» Exercise input
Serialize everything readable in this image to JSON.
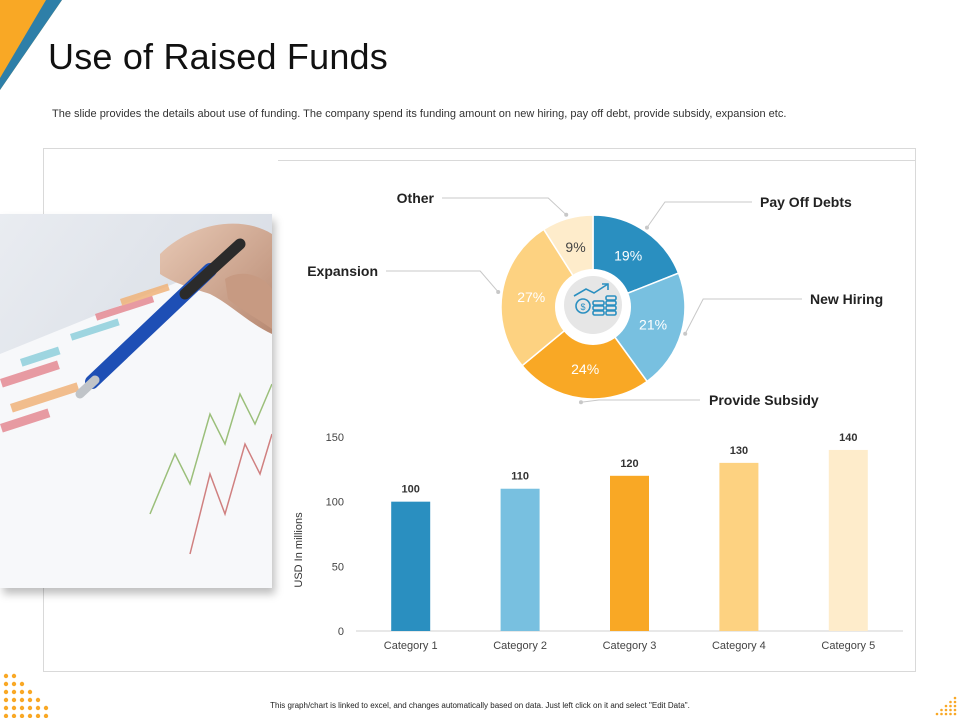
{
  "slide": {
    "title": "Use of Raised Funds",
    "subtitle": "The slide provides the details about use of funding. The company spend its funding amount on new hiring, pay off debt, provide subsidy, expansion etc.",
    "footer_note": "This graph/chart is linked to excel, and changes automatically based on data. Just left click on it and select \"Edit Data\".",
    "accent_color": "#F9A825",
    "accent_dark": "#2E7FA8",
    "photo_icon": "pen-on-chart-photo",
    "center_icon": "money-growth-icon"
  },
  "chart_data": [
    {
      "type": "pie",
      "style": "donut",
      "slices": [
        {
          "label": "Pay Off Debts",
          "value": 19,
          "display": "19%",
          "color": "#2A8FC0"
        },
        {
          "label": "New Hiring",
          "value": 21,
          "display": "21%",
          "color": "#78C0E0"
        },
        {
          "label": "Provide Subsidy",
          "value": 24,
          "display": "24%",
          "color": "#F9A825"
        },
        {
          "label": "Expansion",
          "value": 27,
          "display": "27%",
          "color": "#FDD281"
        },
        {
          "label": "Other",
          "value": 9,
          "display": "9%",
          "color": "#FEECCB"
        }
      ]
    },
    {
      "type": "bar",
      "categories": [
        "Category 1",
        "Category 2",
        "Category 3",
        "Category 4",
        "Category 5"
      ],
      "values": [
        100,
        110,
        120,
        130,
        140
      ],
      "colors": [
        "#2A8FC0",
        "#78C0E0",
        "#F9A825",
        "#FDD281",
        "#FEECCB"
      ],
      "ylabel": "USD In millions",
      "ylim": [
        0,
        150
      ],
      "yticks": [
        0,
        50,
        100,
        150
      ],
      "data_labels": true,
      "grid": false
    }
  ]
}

» To do
From the records given above, reproduce all text exactly and exclude each picture.

» Exercise solution
Serialize everything readable in this image to JSON.
{
  "slide": {
    "title": "Use of Raised Funds",
    "subtitle": "The slide provides the details about use of funding. The company spend its funding amount on new hiring, pay off debt, provide subsidy, expansion etc.",
    "footer_note": "This graph/chart is linked to excel, and changes automatically based on data. Just left click on it and select \"Edit Data\".",
    "accent_color": "#F9A825",
    "accent_dark": "#2E7FA8",
    "photo_icon": "pen-on-chart-photo",
    "center_icon": "money-growth-icon"
  },
  "chart_data": [
    {
      "type": "pie",
      "style": "donut",
      "slices": [
        {
          "label": "Pay Off Debts",
          "value": 19,
          "display": "19%",
          "color": "#2A8FC0"
        },
        {
          "label": "New Hiring",
          "value": 21,
          "display": "21%",
          "color": "#78C0E0"
        },
        {
          "label": "Provide Subsidy",
          "value": 24,
          "display": "24%",
          "color": "#F9A825"
        },
        {
          "label": "Expansion",
          "value": 27,
          "display": "27%",
          "color": "#FDD281"
        },
        {
          "label": "Other",
          "value": 9,
          "display": "9%",
          "color": "#FEECCB"
        }
      ]
    },
    {
      "type": "bar",
      "categories": [
        "Category 1",
        "Category 2",
        "Category 3",
        "Category 4",
        "Category 5"
      ],
      "values": [
        100,
        110,
        120,
        130,
        140
      ],
      "colors": [
        "#2A8FC0",
        "#78C0E0",
        "#F9A825",
        "#FDD281",
        "#FEECCB"
      ],
      "ylabel": "USD In millions",
      "ylim": [
        0,
        150
      ],
      "yticks": [
        0,
        50,
        100,
        150
      ],
      "data_labels": true,
      "grid": false
    }
  ]
}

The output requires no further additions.